Dataset records on visual material:
# # # # #

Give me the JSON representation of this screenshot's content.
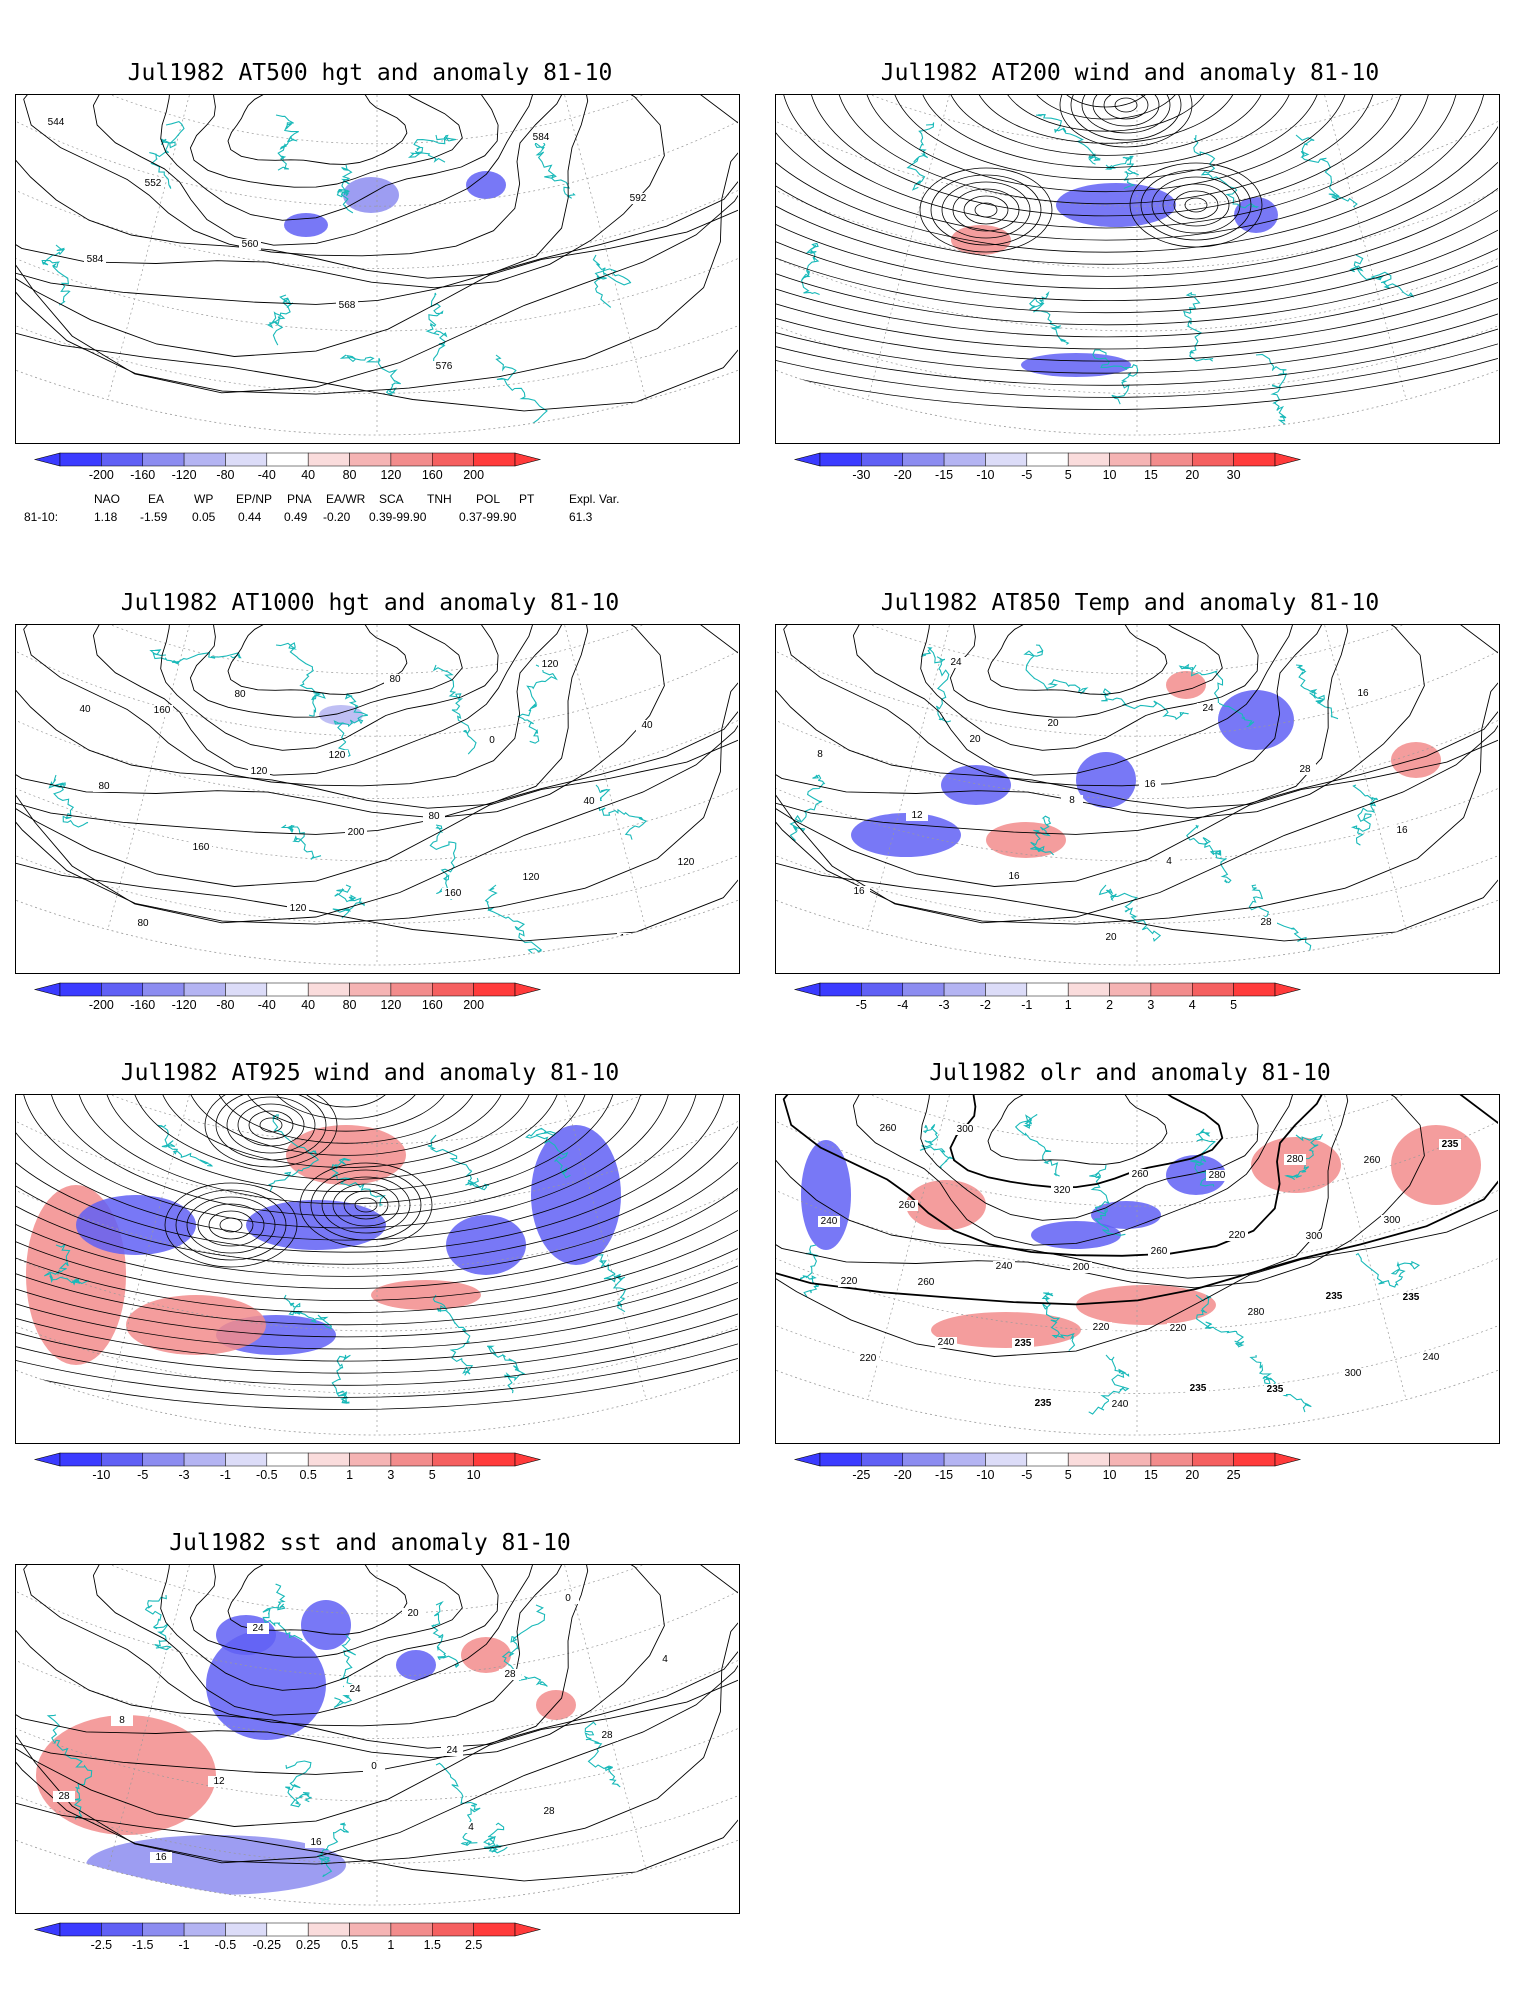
{
  "panels": [
    {
      "id": "p500",
      "title": "Jul1982 AT500 hgt and anomaly 81-10",
      "type": "hgt",
      "colorbar_ticks": [
        "-200",
        "-160",
        "-120",
        "-80",
        "-40",
        "40",
        "80",
        "120",
        "160",
        "200"
      ],
      "contour_labels": [
        "544",
        "552",
        "560",
        "568",
        "576",
        "584",
        "592",
        "584"
      ]
    },
    {
      "id": "p200",
      "title": "Jul1982 AT200 wind and anomaly 81-10",
      "type": "wind",
      "colorbar_ticks": [
        "-30",
        "-20",
        "-15",
        "-10",
        "-5",
        "5",
        "10",
        "15",
        "20",
        "30"
      ],
      "contour_labels": []
    },
    {
      "id": "p1000",
      "title": "Jul1982 AT1000 hgt and anomaly 81-10",
      "type": "hgt",
      "colorbar_ticks": [
        "-200",
        "-160",
        "-120",
        "-80",
        "-40",
        "40",
        "80",
        "120",
        "160",
        "200"
      ],
      "contour_labels": [
        "160",
        "120",
        "200",
        "160",
        "120",
        "40",
        "80",
        "160",
        "120",
        "80",
        "0",
        "40",
        "120",
        "80",
        "80",
        "120",
        "80",
        "120",
        "120",
        "40"
      ]
    },
    {
      "id": "p850",
      "title": "Jul1982 AT850 Temp and anomaly 81-10",
      "type": "temp",
      "colorbar_ticks": [
        "-5",
        "-4",
        "-3",
        "-2",
        "-1",
        "1",
        "2",
        "3",
        "4",
        "5"
      ],
      "contour_labels": [
        "20",
        "8",
        "4",
        "28",
        "16",
        "8",
        "12",
        "16",
        "20",
        "24",
        "28",
        "16",
        "16",
        "24",
        "20",
        "16"
      ]
    },
    {
      "id": "p925",
      "title": "Jul1982 AT925 wind and anomaly 81-10",
      "type": "wind",
      "colorbar_ticks": [
        "-10",
        "-5",
        "-3",
        "-1",
        "-0.5",
        "0.5",
        "1",
        "3",
        "5",
        "10"
      ],
      "contour_labels": []
    },
    {
      "id": "polr",
      "title": "Jul1982 olr and anomaly 81-10",
      "type": "olr",
      "colorbar_ticks": [
        "-25",
        "-20",
        "-15",
        "-10",
        "-5",
        "5",
        "10",
        "15",
        "20",
        "25"
      ],
      "contour_labels": [
        "200",
        "220",
        "235",
        "260",
        "240",
        "260",
        "235",
        "240",
        "280",
        "300",
        "235",
        "220",
        "300",
        "320",
        "260",
        "280",
        "300",
        "235",
        "260",
        "240",
        "220",
        "235",
        "280",
        "300",
        "220",
        "240",
        "235",
        "260",
        "220",
        "235",
        "240",
        "260"
      ]
    },
    {
      "id": "psst",
      "title": "Jul1982 sst and anomaly 81-10",
      "type": "sst",
      "colorbar_ticks": [
        "-2.5",
        "-1.5",
        "-1",
        "-0.5",
        "-0.25",
        "0.25",
        "0.5",
        "1",
        "1.5",
        "2.5"
      ],
      "contour_labels": [
        "0",
        "4",
        "0",
        "4",
        "8",
        "12",
        "16",
        "20",
        "28",
        "28",
        "28",
        "16",
        "24",
        "24",
        "24",
        "28"
      ]
    }
  ],
  "teleconnections": {
    "headers": [
      "NAO",
      "EA",
      "WP",
      "EP/NP",
      "PNA",
      "EA/WR",
      "SCA",
      "TNH",
      "POL",
      "PT",
      "Expl. Var."
    ],
    "row_label": "81-10:",
    "values": [
      "1.18",
      "-1.59",
      "0.05",
      "0.44",
      "0.49",
      "-0.20",
      "0.39-99.90",
      "",
      "0.37-99.90",
      "",
      "61.3"
    ]
  },
  "colors": {
    "coast": "#19b9b9",
    "contour": "#000000",
    "neg": [
      "#3b3bff",
      "#6060f5",
      "#8c8cf0",
      "#b4b4f2",
      "#dcdcf8"
    ],
    "pos": [
      "#fadcdc",
      "#f5b4b4",
      "#f28c8c",
      "#f56060",
      "#ff3b3b"
    ]
  }
}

# # # # #

WHAT YOU HAVE TO DO:
Skipping the pictures, transcribe each line above exactly as it appears.

EXERCISE OUTPUT:
Give me the JSON representation of this screenshot's content.
{
  "panels": [
    {
      "id": "p500",
      "title": "Jul1982 AT500 hgt and anomaly 81-10",
      "type": "hgt",
      "colorbar_ticks": [
        "-200",
        "-160",
        "-120",
        "-80",
        "-40",
        "40",
        "80",
        "120",
        "160",
        "200"
      ],
      "contour_labels": [
        "544",
        "552",
        "560",
        "568",
        "576",
        "584",
        "592",
        "584"
      ]
    },
    {
      "id": "p200",
      "title": "Jul1982 AT200 wind and anomaly 81-10",
      "type": "wind",
      "colorbar_ticks": [
        "-30",
        "-20",
        "-15",
        "-10",
        "-5",
        "5",
        "10",
        "15",
        "20",
        "30"
      ],
      "contour_labels": []
    },
    {
      "id": "p1000",
      "title": "Jul1982 AT1000 hgt and anomaly 81-10",
      "type": "hgt",
      "colorbar_ticks": [
        "-200",
        "-160",
        "-120",
        "-80",
        "-40",
        "40",
        "80",
        "120",
        "160",
        "200"
      ],
      "contour_labels": [
        "160",
        "120",
        "200",
        "160",
        "120",
        "40",
        "80",
        "160",
        "120",
        "80",
        "0",
        "40",
        "120",
        "80",
        "80",
        "120",
        "80",
        "120",
        "120",
        "40"
      ]
    },
    {
      "id": "p850",
      "title": "Jul1982 AT850 Temp and anomaly 81-10",
      "type": "temp",
      "colorbar_ticks": [
        "-5",
        "-4",
        "-3",
        "-2",
        "-1",
        "1",
        "2",
        "3",
        "4",
        "5"
      ],
      "contour_labels": [
        "20",
        "8",
        "4",
        "28",
        "16",
        "8",
        "12",
        "16",
        "20",
        "24",
        "28",
        "16",
        "16",
        "24",
        "20",
        "16"
      ]
    },
    {
      "id": "p925",
      "title": "Jul1982 AT925 wind and anomaly 81-10",
      "type": "wind",
      "colorbar_ticks": [
        "-10",
        "-5",
        "-3",
        "-1",
        "-0.5",
        "0.5",
        "1",
        "3",
        "5",
        "10"
      ],
      "contour_labels": []
    },
    {
      "id": "polr",
      "title": "Jul1982 olr and anomaly 81-10",
      "type": "olr",
      "colorbar_ticks": [
        "-25",
        "-20",
        "-15",
        "-10",
        "-5",
        "5",
        "10",
        "15",
        "20",
        "25"
      ],
      "contour_labels": [
        "200",
        "220",
        "235",
        "260",
        "240",
        "260",
        "235",
        "240",
        "280",
        "300",
        "235",
        "220",
        "300",
        "320",
        "260",
        "280",
        "300",
        "235",
        "260",
        "240",
        "220",
        "235",
        "280",
        "300",
        "220",
        "240",
        "235",
        "260",
        "220",
        "235",
        "240",
        "260"
      ]
    },
    {
      "id": "psst",
      "title": "Jul1982 sst and anomaly 81-10",
      "type": "sst",
      "colorbar_ticks": [
        "-2.5",
        "-1.5",
        "-1",
        "-0.5",
        "-0.25",
        "0.25",
        "0.5",
        "1",
        "1.5",
        "2.5"
      ],
      "contour_labels": [
        "0",
        "4",
        "0",
        "4",
        "8",
        "12",
        "16",
        "20",
        "28",
        "28",
        "28",
        "16",
        "24",
        "24",
        "24",
        "28"
      ]
    }
  ],
  "teleconnections": {
    "headers": [
      "NAO",
      "EA",
      "WP",
      "EP/NP",
      "PNA",
      "EA/WR",
      "SCA",
      "TNH",
      "POL",
      "PT",
      "Expl. Var."
    ],
    "row_label": "81-10:",
    "values": [
      "1.18",
      "-1.59",
      "0.05",
      "0.44",
      "0.49",
      "-0.20",
      "0.39-99.90",
      "",
      "0.37-99.90",
      "",
      "61.3"
    ]
  },
  "colors": {
    "coast": "#19b9b9",
    "contour": "#000000",
    "neg": [
      "#3b3bff",
      "#6060f5",
      "#8c8cf0",
      "#b4b4f2",
      "#dcdcf8"
    ],
    "pos": [
      "#fadcdc",
      "#f5b4b4",
      "#f28c8c",
      "#f56060",
      "#ff3b3b"
    ]
  }
}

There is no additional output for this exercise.